### Data entries
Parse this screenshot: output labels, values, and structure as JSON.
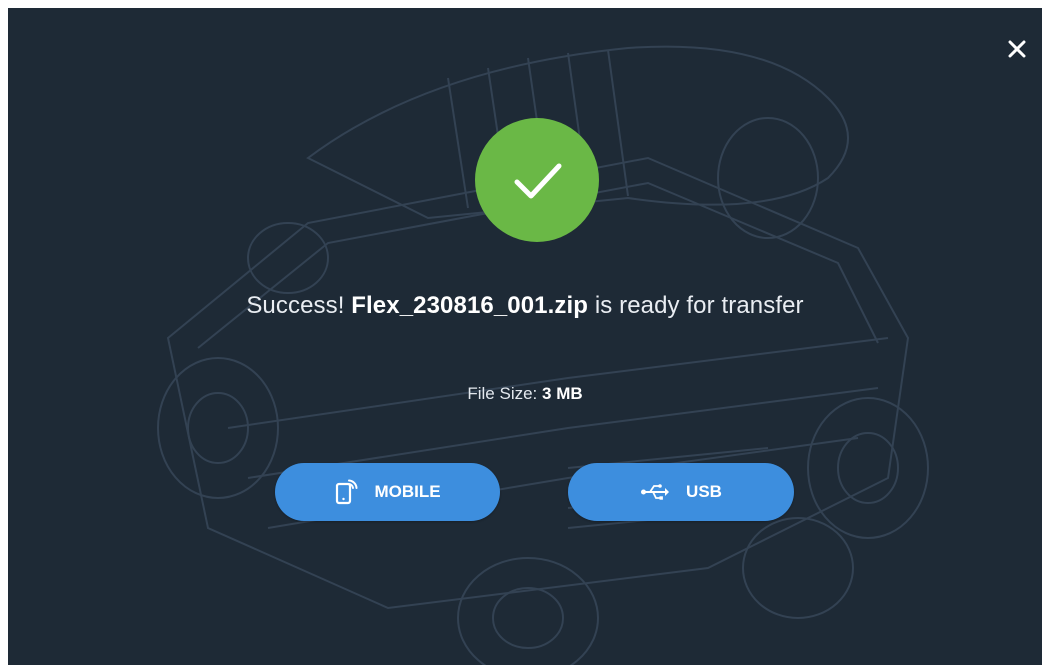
{
  "dialog": {
    "close_icon": "close-icon",
    "status_icon": "check-circle-icon",
    "message_prefix": "Success!",
    "file_name": "Flex_230816_001.zip",
    "message_suffix": "is ready for transfer",
    "file_size_label": "File Size:",
    "file_size_value": "3 MB"
  },
  "buttons": {
    "mobile": {
      "label": "MOBILE",
      "icon": "mobile-wireless-icon"
    },
    "usb": {
      "label": "USB",
      "icon": "usb-icon"
    }
  },
  "colors": {
    "background": "#1e2a36",
    "success": "#6ab846",
    "button": "#3d8ede",
    "text": "#ffffff"
  }
}
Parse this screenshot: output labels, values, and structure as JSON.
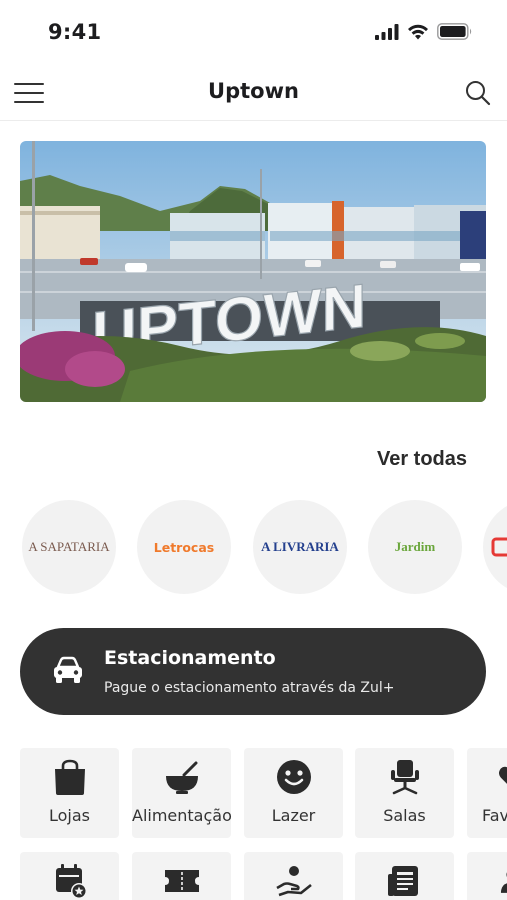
{
  "status_bar": {
    "time": "9:41"
  },
  "nav": {
    "title": "Uptown"
  },
  "hero": {
    "sign_text": "UPTOWN"
  },
  "brands_section": {
    "see_all_label": "Ver todas"
  },
  "brands": [
    {
      "name": "A SAPATARIA",
      "color": "#7a5a4e"
    },
    {
      "name": "Letrocas",
      "color": "#f07a2c"
    },
    {
      "name": "A LIVRARIA",
      "color": "#24408e"
    },
    {
      "name": "Jardim",
      "color": "#6aa63b"
    },
    {
      "name": "",
      "color": "#e53935"
    }
  ],
  "parking": {
    "title": "Estacionamento",
    "subtitle": "Pague o estacionamento através da Zul+"
  },
  "categories": [
    {
      "label": "Lojas",
      "icon": "shopping-bag-icon"
    },
    {
      "label": "Alimentação",
      "icon": "food-bowl-icon"
    },
    {
      "label": "Lazer",
      "icon": "smiley-icon"
    },
    {
      "label": "Salas",
      "icon": "office-chair-icon"
    },
    {
      "label": "Fav",
      "icon": "heart-icon"
    }
  ],
  "categories_row2": [
    {
      "icon": "calendar-star-icon"
    },
    {
      "icon": "ticket-icon"
    },
    {
      "icon": "hand-service-icon"
    },
    {
      "icon": "newspaper-icon"
    },
    {
      "icon": "person-icon"
    }
  ]
}
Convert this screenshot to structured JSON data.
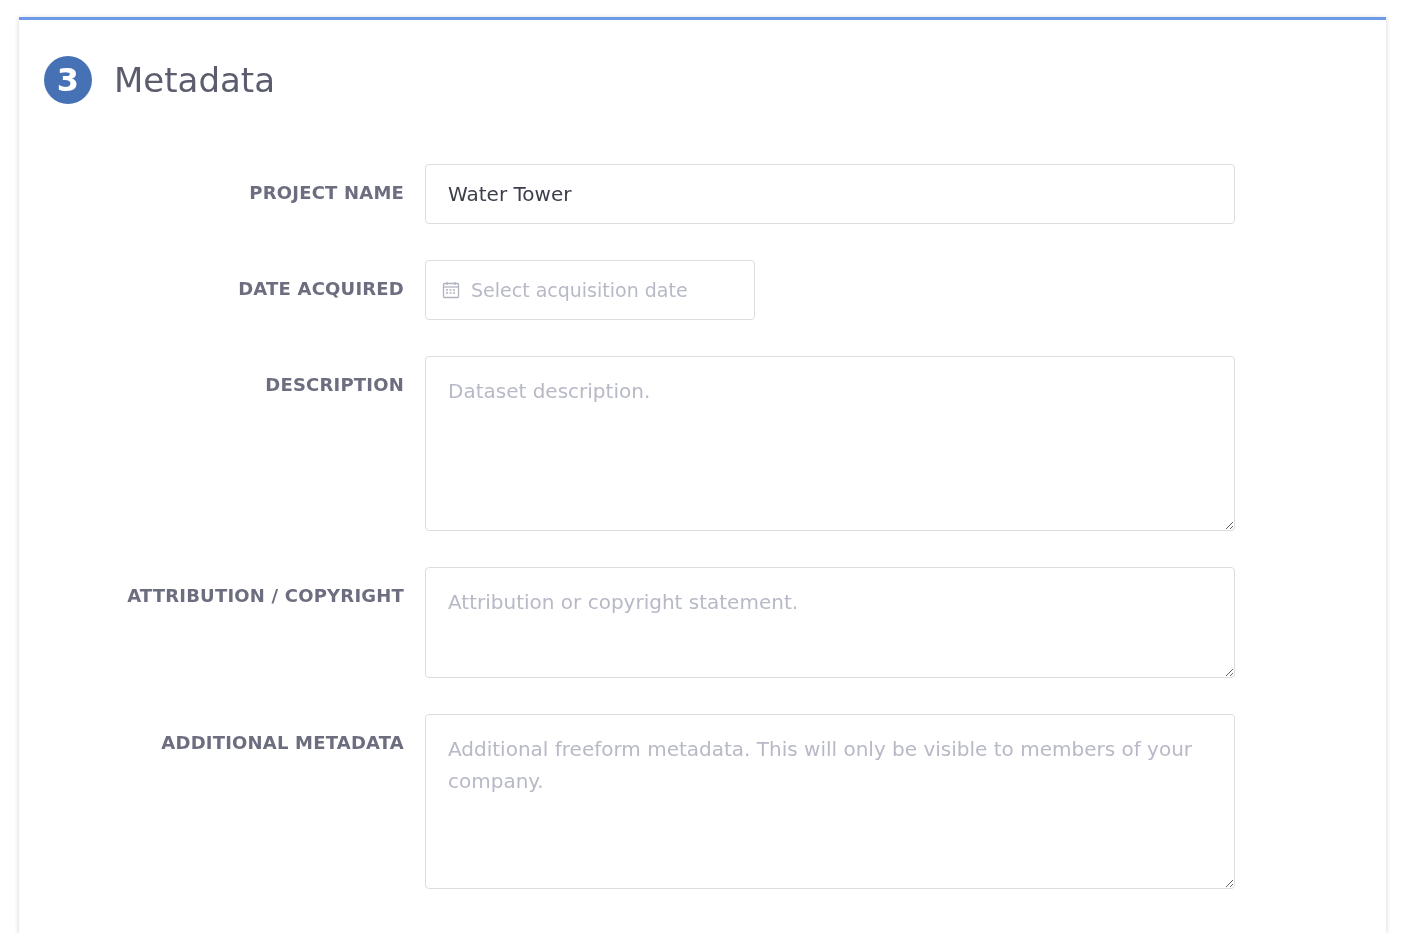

### AIM
Return all of the entries word for word, but omit the pictures.

### WRITTEN SOLUTION
Parse this screenshot: output labels, values, and structure as JSON.
{
  "dialog": {
    "close_icon": "close-icon",
    "status_icon": "check-circle-icon",
    "message_prefix": "Success!",
    "file_name": "Flex_230816_001.zip",
    "message_suffix": "is ready for transfer",
    "file_size_label": "File Size:",
    "file_size_value": "3 MB"
  },
  "buttons": {
    "mobile": {
      "label": "MOBILE",
      "icon": "mobile-wireless-icon"
    },
    "usb": {
      "label": "USB",
      "icon": "usb-icon"
    }
  },
  "colors": {
    "background": "#1e2a36",
    "success": "#6ab846",
    "button": "#3d8ede",
    "text": "#ffffff"
  }
}
Parse this screenshot: output labels, values, and structure as JSON.
{
  "status_bar": {
    "time": "9:41"
  },
  "nav": {
    "title": "Uptown"
  },
  "hero": {
    "sign_text": "UPTOWN"
  },
  "brands_section": {
    "see_all_label": "Ver todas"
  },
  "brands": [
    {
      "name": "A SAPATARIA",
      "color": "#7a5a4e"
    },
    {
      "name": "Letrocas",
      "color": "#f07a2c"
    },
    {
      "name": "A LIVRARIA",
      "color": "#24408e"
    },
    {
      "name": "Jardim",
      "color": "#6aa63b"
    },
    {
      "name": "",
      "color": "#e53935"
    }
  ],
  "parking": {
    "title": "Estacionamento",
    "subtitle": "Pague o estacionamento através da Zul+"
  },
  "categories": [
    {
      "label": "Lojas",
      "icon": "shopping-bag-icon"
    },
    {
      "label": "Alimentação",
      "icon": "food-bowl-icon"
    },
    {
      "label": "Lazer",
      "icon": "smiley-icon"
    },
    {
      "label": "Salas",
      "icon": "office-chair-icon"
    },
    {
      "label": "Fav",
      "icon": "heart-icon"
    }
  ],
  "categories_row2": [
    {
      "icon": "calendar-star-icon"
    },
    {
      "icon": "ticket-icon"
    },
    {
      "icon": "hand-service-icon"
    },
    {
      "icon": "newspaper-icon"
    },
    {
      "icon": "person-icon"
    }
  ]
}
Convert this screenshot to structured JSON data.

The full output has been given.